◆ **Travail à faire**:
**a.** Selon l'extrait sur la pandémie de SARS-CoV-2, quelle était la valeur approximative du taux de reproduction (Ro) au début de l'épidémie ?
**b.** Poursuivez, s'il vous plaît, l'extrait sur la pandémie de SARS-CoV-2 à partir de sa dernière phrase.

◆ **Extrait du document**:
________________________
Ailleurs toutefois, dans certains pays insulaires d’Asie ainsi que l’Australie et en Nouvelle-Zélande, on est allé plus loin en fermant rapidement les frontières et, dans certains cas, en traçant les citoyens positifs et leurs proches avec leur téléphone portable. Un effort supplémentaire payant qui permettait de limiter la circulation des individus risqués et à risque, et qui offrait paradoxalement plus de liberté au reste de la société.

Avec un taux de reproduction (Ro) autour de 3, c’est-à-dire qu’un individu positif contaminait environ trois personnes dans un environnement sans contraintes, l’effort était considérable, mais fructueux. SARS-CoV-2 était cependant loin d’avoir dit son dernier mot.

Des vaccins providentiels

De Wuhan à Delta, de Delta à Omicron et d’Omicron à ses rejetons, le virus est devenu beaucoup plus contagieux, présentant un Ro quatre, cinq, voire six fois supérieur à celui du début de la pandémie. Il devenait évident que vouloir éradiquer l’épidémie sur un territoire devenait impossible. Il a donc fallu se résoudre à passer à une autre phase, celle de contrôle d’une progression de l’ incidence inéluctable. Contrôler pour protéger, tant que faire se peut, les ressources hospitalières en soins intensifs.
________________________
◆ **Entrées fournies**:
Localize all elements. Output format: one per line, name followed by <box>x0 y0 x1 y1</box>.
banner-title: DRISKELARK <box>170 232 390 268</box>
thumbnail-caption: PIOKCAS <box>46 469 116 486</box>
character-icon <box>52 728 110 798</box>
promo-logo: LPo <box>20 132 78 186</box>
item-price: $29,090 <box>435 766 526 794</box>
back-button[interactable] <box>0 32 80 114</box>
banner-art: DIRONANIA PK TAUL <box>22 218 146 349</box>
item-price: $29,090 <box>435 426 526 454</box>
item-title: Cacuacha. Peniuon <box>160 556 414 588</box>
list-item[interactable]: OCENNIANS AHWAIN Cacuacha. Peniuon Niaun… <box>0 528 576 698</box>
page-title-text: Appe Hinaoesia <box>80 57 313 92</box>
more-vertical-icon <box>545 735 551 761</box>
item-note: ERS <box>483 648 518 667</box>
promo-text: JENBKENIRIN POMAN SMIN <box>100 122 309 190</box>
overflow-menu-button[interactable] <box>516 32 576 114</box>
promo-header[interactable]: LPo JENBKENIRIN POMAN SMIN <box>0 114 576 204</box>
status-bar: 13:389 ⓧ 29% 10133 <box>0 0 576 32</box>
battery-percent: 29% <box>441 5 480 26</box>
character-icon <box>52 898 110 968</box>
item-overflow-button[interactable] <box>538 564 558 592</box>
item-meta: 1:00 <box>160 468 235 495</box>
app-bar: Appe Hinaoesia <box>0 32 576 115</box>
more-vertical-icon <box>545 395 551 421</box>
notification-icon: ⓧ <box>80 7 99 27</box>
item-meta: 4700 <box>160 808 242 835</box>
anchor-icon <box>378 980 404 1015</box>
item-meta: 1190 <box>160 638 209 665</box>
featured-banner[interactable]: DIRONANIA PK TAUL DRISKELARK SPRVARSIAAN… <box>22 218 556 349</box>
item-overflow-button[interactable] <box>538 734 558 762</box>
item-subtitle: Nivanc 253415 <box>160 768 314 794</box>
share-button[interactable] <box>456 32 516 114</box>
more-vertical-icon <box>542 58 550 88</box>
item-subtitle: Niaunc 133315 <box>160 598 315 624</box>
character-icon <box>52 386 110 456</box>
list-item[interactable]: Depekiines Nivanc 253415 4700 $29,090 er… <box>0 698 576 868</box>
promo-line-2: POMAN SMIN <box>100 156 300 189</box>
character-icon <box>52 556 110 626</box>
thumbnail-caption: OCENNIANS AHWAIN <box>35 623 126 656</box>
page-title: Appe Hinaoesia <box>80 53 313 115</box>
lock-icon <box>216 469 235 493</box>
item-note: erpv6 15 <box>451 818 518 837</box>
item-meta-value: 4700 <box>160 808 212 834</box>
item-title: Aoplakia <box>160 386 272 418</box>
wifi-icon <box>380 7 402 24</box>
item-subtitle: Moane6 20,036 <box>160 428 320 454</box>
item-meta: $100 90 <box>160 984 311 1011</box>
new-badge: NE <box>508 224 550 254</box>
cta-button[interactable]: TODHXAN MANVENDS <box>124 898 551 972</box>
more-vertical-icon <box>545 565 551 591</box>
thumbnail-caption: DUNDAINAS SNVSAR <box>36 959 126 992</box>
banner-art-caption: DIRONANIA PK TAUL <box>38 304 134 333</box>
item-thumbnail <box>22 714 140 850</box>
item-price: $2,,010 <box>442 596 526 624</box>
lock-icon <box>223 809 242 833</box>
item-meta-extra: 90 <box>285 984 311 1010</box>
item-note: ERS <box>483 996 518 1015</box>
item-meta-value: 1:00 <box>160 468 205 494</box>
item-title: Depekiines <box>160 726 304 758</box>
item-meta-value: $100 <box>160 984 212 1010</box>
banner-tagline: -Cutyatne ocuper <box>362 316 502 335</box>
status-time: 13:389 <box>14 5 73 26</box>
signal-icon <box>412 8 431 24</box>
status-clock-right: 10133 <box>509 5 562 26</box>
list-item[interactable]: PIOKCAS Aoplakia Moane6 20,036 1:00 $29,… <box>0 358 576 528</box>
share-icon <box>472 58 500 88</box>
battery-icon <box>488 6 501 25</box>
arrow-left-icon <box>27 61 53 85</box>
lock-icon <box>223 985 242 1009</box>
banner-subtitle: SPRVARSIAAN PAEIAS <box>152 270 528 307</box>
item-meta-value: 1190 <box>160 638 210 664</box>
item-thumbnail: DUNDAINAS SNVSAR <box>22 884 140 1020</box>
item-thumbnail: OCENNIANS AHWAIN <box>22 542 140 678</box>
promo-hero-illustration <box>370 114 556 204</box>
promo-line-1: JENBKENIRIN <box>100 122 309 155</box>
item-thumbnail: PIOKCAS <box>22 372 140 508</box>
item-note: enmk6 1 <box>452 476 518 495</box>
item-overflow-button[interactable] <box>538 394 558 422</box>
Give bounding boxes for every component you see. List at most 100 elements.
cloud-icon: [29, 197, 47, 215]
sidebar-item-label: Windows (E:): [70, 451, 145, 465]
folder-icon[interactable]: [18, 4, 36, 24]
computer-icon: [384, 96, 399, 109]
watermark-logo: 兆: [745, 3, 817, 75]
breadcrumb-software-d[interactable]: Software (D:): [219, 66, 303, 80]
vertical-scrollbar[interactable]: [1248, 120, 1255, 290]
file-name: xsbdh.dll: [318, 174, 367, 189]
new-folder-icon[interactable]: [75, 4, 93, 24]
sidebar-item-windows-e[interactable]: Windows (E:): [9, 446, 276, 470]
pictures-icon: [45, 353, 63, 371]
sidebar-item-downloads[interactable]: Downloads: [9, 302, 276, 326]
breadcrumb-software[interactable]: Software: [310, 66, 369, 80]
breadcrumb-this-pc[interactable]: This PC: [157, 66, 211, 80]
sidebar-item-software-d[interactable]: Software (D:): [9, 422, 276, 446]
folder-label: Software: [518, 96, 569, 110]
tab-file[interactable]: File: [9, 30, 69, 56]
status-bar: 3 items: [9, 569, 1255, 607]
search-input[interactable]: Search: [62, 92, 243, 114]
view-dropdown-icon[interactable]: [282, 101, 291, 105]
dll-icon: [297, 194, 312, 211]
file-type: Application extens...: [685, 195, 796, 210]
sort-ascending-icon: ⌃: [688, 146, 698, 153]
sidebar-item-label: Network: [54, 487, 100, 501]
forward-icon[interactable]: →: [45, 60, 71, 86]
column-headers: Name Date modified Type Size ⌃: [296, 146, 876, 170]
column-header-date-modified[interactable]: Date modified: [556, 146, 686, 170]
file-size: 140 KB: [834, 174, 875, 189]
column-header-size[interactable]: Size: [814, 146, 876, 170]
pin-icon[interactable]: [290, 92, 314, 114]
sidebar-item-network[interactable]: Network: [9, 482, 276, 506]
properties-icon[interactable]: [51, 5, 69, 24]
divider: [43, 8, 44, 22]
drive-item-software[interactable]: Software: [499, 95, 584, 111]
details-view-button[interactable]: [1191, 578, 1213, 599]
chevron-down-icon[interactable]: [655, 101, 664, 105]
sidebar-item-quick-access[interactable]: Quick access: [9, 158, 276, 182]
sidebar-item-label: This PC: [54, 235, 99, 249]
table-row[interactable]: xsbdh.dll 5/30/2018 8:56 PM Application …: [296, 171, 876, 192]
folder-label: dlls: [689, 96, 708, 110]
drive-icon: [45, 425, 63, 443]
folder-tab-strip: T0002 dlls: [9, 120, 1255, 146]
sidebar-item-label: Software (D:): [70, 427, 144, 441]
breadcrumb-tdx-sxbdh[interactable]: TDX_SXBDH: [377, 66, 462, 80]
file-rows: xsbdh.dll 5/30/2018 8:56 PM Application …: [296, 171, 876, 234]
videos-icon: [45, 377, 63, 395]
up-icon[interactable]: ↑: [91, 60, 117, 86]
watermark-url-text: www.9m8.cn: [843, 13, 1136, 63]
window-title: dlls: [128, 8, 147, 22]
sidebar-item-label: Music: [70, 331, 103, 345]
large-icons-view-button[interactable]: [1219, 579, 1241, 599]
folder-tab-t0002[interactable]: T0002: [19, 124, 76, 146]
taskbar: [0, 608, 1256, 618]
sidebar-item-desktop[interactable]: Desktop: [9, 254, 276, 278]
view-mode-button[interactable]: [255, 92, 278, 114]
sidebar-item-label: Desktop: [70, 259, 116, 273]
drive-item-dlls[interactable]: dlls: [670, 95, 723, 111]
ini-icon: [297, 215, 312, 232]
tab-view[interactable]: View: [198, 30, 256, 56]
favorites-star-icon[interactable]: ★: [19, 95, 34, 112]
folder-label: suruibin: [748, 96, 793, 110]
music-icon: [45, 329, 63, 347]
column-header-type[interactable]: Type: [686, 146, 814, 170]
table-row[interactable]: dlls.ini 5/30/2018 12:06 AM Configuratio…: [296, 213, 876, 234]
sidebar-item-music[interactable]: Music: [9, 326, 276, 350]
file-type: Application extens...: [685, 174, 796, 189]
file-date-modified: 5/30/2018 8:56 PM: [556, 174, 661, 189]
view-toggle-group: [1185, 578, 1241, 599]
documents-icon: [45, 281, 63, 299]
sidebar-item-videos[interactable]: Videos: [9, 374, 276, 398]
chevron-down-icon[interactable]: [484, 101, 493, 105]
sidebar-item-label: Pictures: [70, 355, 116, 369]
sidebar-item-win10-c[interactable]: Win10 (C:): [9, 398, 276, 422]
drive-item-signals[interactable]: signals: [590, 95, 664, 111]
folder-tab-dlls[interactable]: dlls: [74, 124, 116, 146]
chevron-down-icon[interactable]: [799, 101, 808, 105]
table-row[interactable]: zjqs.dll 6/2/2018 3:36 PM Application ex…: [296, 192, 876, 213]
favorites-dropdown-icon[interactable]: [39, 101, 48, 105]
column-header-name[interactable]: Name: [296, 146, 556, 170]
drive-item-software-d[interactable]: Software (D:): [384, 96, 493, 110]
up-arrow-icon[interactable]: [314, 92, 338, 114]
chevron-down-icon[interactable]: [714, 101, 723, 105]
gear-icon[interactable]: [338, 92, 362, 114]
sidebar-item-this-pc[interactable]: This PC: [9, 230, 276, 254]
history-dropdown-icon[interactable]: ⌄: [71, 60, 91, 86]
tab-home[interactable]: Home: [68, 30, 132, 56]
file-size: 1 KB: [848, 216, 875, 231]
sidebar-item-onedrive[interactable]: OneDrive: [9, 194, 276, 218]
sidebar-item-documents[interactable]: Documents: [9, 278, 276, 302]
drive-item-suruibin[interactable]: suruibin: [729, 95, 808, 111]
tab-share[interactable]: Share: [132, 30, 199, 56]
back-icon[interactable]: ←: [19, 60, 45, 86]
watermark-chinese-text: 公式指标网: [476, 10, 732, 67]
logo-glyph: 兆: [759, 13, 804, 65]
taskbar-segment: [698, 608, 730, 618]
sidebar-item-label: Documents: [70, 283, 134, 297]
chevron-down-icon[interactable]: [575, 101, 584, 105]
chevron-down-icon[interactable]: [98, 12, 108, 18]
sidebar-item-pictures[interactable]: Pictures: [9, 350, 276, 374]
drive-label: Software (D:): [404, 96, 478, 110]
________________________
◆ **Réponses**:
**a.** Environ 3.

**b.**
Fort heureusement, au moment où les variants s’imposent à la fin de l’année 2020 , la science annonce la bonne nouvelle : les vaccins testés fonctionnent. Ceux issus de la dernière technologie par ARN messager donnent des résultats inespérés, qui vont même au-delà de la prophylaxie vaccinale habituelle.

Les pays qui avaient adopté une stratégie de zéro COVID mettront peu de temps à offrir une vaccination massive pour éviter les flambées dans leur population encore peu exposée. Mais pas la Chine.

Zéro COVID, l’erreur chinoise

Premiers à présenter des vaccins anti-COVID, les laboratoires chinois ont choisi la technologie classique par virus inactivé. Après deux et trois doses, le Sinovac et le Sinopharm  s’avèreront moins efficaces que les formules par ARN messager, mais compétitifs après des doses de rappel.

Le président chinois, Xi Jinping, en fera son nouvel étendard politique. La Chine sauvera le monde de la COVID. Un beau programme diplomatique qui permet de faire oublier que cette zoonose de chauve-souris est sortie de sa campagne ou de ses labos. Une origine qui risque fort de n’être jamais élucidée.

Asie, Afrique, Amérique du Sud, Xi vaccine plus de la moitié de la planète. Mais il a négligé sa propre population. En fait, pas vraiment à son point de vue, ni même celui des Chinois qui ont cru longtemps à la stratégie du président, plus politique que sanitaire. Rien pour aider la vaccination, car l’enjeu qui se profile est bien davantage lié aux taux mitigés de la vaccination qu’à la moindre efficacité des vaccins chinois.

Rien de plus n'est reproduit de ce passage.